* start Record extracts *
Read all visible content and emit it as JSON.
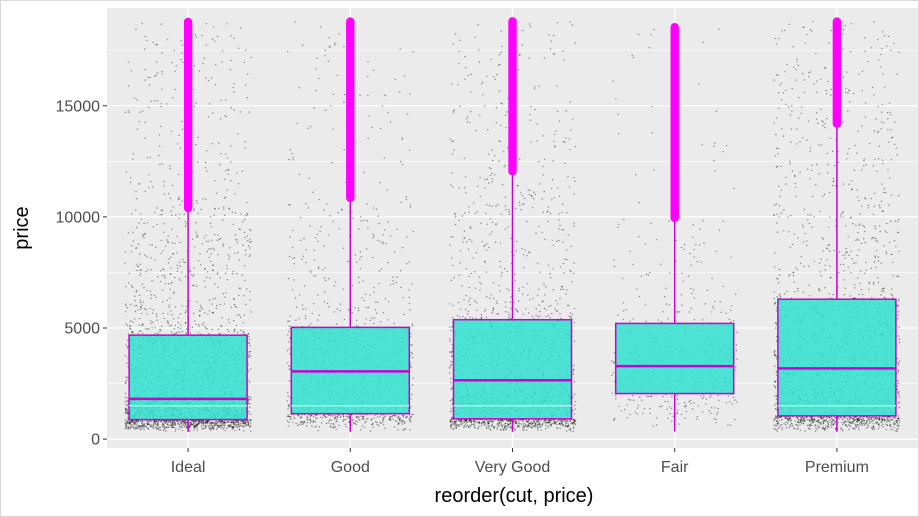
{
  "chart_data": {
    "type": "boxplot",
    "title": "",
    "xlabel": "reorder(cut, price)",
    "ylabel": "price",
    "ylim": [
      -400,
      19400
    ],
    "y_ticks": [
      0,
      5000,
      10000,
      15000
    ],
    "y_tick_labels": [
      "0",
      "5000",
      "10000",
      "15000"
    ],
    "categories": [
      "Ideal",
      "Good",
      "Very Good",
      "Fair",
      "Premium"
    ],
    "boxes": [
      {
        "category": "Ideal",
        "min": 326,
        "q1": 878,
        "median": 1810,
        "q3": 4678,
        "upper_whisker": 10400,
        "outlier_range": [
          10400,
          18806
        ],
        "mean": 1500
      },
      {
        "category": "Good",
        "min": 327,
        "q1": 1145,
        "median": 3050,
        "q3": 5028,
        "upper_whisker": 10850,
        "outlier_range": [
          10850,
          18788
        ],
        "mean": 1500
      },
      {
        "category": "Very Good",
        "min": 336,
        "q1": 912,
        "median": 2648,
        "q3": 5373,
        "upper_whisker": 12050,
        "outlier_range": [
          12050,
          18818
        ],
        "mean": 1500
      },
      {
        "category": "Fair",
        "min": 337,
        "q1": 2050,
        "median": 3282,
        "q3": 5206,
        "upper_whisker": 9950,
        "outlier_range": [
          9950,
          18574
        ],
        "mean": 3300
      },
      {
        "category": "Premium",
        "min": 326,
        "q1": 1046,
        "median": 3185,
        "q3": 6296,
        "upper_whisker": 14200,
        "outlier_range": [
          14200,
          18823
        ],
        "mean": 1500
      }
    ],
    "jitter_points_per_category": [
      2600,
      1100,
      1900,
      500,
      2000
    ],
    "colors": {
      "panel_background": "#ebebeb",
      "grid": "#ffffff",
      "box_fill": "#30e0d0",
      "box_outline": "#cc00cc",
      "outliers": "#ff00ff",
      "mean_line": "#b8f0e8",
      "points": "#000000"
    },
    "grid": true,
    "legend": "none"
  }
}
* end Record extracts *
Set exercise = Reproduce the material in its entirety and word for word, without the pictures.

Answer to the problem =
Read all visible content and emit it as JSON.
{
  "chart_data": {
    "type": "boxplot",
    "title": "",
    "xlabel": "reorder(cut, price)",
    "ylabel": "price",
    "ylim": [
      -400,
      19400
    ],
    "y_ticks": [
      0,
      5000,
      10000,
      15000
    ],
    "y_tick_labels": [
      "0",
      "5000",
      "10000",
      "15000"
    ],
    "categories": [
      "Ideal",
      "Good",
      "Very Good",
      "Fair",
      "Premium"
    ],
    "boxes": [
      {
        "category": "Ideal",
        "min": 326,
        "q1": 878,
        "median": 1810,
        "q3": 4678,
        "upper_whisker": 10400,
        "outlier_range": [
          10400,
          18806
        ],
        "mean": 1500
      },
      {
        "category": "Good",
        "min": 327,
        "q1": 1145,
        "median": 3050,
        "q3": 5028,
        "upper_whisker": 10850,
        "outlier_range": [
          10850,
          18788
        ],
        "mean": 1500
      },
      {
        "category": "Very Good",
        "min": 336,
        "q1": 912,
        "median": 2648,
        "q3": 5373,
        "upper_whisker": 12050,
        "outlier_range": [
          12050,
          18818
        ],
        "mean": 1500
      },
      {
        "category": "Fair",
        "min": 337,
        "q1": 2050,
        "median": 3282,
        "q3": 5206,
        "upper_whisker": 9950,
        "outlier_range": [
          9950,
          18574
        ],
        "mean": 3300
      },
      {
        "category": "Premium",
        "min": 326,
        "q1": 1046,
        "median": 3185,
        "q3": 6296,
        "upper_whisker": 14200,
        "outlier_range": [
          14200,
          18823
        ],
        "mean": 1500
      }
    ],
    "jitter_points_per_category": [
      2600,
      1100,
      1900,
      500,
      2000
    ],
    "colors": {
      "panel_background": "#ebebeb",
      "grid": "#ffffff",
      "box_fill": "#30e0d0",
      "box_outline": "#cc00cc",
      "outliers": "#ff00ff",
      "mean_line": "#b8f0e8",
      "points": "#000000"
    },
    "grid": true,
    "legend": "none"
  }
}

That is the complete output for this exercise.